▶ [About this exercise]:
Whenever a line below mentions the word "page", that line should be copied.

▶ [Available data]:
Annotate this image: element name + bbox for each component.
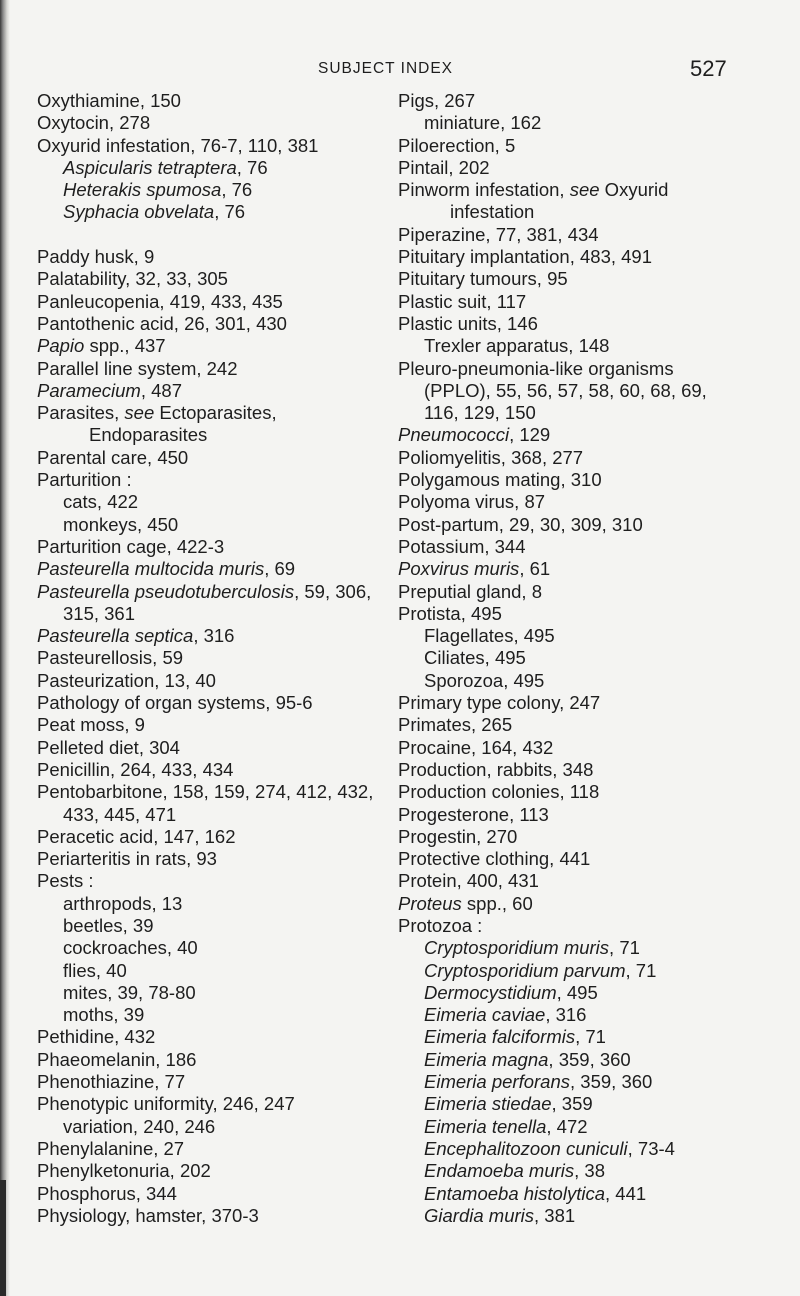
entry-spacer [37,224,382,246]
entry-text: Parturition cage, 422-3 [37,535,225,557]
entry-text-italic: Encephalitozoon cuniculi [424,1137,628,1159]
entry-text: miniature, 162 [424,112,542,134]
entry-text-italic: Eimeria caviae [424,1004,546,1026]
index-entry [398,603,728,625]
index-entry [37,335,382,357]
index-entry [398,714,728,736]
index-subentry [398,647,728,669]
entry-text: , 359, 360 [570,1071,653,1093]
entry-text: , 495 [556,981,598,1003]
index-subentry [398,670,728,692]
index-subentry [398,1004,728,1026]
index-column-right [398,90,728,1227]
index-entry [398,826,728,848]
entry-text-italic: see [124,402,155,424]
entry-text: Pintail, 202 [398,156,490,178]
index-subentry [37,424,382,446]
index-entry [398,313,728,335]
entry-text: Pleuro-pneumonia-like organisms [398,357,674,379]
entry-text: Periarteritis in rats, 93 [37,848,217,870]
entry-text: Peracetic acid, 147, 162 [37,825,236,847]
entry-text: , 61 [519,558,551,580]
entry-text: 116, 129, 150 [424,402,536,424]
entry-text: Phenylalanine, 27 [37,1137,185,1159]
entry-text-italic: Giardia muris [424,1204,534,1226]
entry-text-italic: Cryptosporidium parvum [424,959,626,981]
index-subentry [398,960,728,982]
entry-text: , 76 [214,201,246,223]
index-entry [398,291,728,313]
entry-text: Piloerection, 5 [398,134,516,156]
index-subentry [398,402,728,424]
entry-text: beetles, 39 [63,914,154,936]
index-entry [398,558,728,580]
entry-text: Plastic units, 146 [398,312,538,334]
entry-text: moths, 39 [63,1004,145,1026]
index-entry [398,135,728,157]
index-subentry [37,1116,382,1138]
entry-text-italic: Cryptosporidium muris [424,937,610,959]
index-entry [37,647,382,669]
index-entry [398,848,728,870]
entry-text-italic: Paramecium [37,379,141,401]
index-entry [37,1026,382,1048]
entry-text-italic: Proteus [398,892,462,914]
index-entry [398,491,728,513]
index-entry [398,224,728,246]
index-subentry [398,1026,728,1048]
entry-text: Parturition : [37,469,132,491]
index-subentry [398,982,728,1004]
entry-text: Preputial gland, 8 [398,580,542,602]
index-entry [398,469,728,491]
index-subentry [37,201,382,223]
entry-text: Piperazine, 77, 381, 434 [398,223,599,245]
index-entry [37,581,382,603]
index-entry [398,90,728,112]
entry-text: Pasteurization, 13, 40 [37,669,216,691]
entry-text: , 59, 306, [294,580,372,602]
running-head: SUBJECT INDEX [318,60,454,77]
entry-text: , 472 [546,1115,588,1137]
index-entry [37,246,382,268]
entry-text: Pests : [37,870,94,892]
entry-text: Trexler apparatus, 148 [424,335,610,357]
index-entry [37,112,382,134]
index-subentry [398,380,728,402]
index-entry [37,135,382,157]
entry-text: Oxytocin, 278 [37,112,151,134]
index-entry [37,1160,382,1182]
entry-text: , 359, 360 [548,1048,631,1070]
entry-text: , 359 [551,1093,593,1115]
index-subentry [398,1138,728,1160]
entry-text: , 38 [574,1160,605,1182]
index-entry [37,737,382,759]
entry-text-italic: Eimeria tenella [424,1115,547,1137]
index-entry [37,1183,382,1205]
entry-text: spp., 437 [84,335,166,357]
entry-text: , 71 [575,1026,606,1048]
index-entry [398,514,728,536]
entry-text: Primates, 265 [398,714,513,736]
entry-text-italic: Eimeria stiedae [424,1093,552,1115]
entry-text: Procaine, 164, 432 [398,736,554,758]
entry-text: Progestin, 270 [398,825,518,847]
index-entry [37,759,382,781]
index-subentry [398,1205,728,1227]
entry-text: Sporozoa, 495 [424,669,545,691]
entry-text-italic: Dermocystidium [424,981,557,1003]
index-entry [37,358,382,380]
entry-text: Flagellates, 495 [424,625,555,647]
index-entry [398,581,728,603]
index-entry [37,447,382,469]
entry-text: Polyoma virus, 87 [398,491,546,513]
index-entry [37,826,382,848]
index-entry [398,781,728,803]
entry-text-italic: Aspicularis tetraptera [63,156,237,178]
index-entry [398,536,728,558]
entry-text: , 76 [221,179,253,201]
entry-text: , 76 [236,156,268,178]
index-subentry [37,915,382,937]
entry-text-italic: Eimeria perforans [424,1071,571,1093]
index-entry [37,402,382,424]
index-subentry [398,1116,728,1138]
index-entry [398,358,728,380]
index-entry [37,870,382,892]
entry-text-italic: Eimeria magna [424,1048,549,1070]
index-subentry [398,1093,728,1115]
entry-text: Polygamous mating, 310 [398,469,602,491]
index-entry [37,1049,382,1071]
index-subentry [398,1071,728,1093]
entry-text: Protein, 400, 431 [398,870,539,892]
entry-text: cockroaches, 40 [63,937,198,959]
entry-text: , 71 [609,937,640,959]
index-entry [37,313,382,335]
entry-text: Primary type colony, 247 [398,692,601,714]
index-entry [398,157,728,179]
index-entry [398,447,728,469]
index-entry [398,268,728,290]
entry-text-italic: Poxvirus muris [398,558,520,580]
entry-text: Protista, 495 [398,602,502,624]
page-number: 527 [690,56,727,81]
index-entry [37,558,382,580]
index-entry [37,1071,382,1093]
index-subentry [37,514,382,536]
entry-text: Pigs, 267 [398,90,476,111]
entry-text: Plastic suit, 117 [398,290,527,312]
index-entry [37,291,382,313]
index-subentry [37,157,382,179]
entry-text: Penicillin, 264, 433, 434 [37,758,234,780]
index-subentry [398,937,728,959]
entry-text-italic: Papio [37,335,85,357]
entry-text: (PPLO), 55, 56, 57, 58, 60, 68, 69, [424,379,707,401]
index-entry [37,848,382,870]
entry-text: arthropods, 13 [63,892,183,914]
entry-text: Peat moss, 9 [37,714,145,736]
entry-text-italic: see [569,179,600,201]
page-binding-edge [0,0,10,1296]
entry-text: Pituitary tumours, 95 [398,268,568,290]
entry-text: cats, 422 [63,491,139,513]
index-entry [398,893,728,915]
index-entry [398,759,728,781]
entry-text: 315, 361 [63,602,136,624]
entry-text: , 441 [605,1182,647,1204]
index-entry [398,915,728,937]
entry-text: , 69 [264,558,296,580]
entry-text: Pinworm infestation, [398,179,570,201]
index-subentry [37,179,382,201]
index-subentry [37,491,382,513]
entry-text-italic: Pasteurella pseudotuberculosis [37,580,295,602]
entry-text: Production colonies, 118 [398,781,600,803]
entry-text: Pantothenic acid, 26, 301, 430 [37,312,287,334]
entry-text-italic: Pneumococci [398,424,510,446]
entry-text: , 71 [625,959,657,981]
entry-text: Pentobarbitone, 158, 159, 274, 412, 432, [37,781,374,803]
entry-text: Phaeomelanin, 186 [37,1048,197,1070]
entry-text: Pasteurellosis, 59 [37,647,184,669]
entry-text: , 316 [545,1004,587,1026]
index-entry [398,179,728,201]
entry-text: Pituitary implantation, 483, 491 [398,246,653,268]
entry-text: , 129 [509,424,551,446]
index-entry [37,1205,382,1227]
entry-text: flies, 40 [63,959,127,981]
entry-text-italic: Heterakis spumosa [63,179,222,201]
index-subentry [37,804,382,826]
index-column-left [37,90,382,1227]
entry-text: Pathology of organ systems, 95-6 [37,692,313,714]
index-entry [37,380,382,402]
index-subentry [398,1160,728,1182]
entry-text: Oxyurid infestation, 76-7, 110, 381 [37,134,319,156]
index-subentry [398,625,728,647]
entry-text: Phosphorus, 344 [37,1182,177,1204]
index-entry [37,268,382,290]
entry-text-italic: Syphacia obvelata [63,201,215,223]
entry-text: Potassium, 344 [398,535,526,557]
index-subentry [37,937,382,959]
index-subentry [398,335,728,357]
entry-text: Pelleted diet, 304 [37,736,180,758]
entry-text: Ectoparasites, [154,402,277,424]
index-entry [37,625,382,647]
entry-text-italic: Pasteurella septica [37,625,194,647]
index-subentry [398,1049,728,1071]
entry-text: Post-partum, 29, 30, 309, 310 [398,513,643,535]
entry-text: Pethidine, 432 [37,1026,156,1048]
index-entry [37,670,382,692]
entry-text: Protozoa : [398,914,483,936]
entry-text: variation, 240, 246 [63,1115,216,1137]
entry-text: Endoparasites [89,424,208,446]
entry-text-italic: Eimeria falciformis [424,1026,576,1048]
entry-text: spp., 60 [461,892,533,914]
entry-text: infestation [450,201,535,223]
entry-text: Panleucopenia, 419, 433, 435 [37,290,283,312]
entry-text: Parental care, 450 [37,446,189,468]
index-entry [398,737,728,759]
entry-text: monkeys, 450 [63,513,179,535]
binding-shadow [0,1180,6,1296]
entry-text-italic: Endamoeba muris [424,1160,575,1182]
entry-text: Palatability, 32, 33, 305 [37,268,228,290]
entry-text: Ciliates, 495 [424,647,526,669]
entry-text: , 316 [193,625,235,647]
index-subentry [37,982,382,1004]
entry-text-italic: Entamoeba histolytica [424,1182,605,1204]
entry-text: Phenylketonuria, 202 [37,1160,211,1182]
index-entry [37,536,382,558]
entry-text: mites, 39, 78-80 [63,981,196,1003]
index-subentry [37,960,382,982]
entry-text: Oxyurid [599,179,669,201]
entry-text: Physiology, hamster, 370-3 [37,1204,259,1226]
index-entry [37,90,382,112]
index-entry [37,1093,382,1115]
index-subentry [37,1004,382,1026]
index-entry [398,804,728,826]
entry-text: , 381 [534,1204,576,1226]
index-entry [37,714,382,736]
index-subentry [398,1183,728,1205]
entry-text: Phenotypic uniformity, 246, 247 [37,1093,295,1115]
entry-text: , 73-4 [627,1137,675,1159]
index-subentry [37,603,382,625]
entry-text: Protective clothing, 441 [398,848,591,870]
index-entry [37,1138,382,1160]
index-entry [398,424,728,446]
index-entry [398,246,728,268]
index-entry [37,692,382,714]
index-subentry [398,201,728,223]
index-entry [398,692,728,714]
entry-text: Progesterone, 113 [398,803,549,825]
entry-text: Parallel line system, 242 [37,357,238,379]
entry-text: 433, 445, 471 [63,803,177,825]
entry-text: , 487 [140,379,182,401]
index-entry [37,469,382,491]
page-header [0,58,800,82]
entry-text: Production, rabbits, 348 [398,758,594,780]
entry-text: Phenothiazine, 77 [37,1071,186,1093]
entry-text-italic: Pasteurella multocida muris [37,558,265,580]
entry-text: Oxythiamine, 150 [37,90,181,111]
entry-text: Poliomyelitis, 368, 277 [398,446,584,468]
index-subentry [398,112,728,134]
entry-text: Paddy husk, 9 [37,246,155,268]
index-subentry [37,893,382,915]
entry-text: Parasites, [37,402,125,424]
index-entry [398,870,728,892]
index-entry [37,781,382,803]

▶ [Answer area]:
page-number: 527 [690,56,727,81]
page-binding-edge [0,0,10,1296]
page-header [0,58,800,82]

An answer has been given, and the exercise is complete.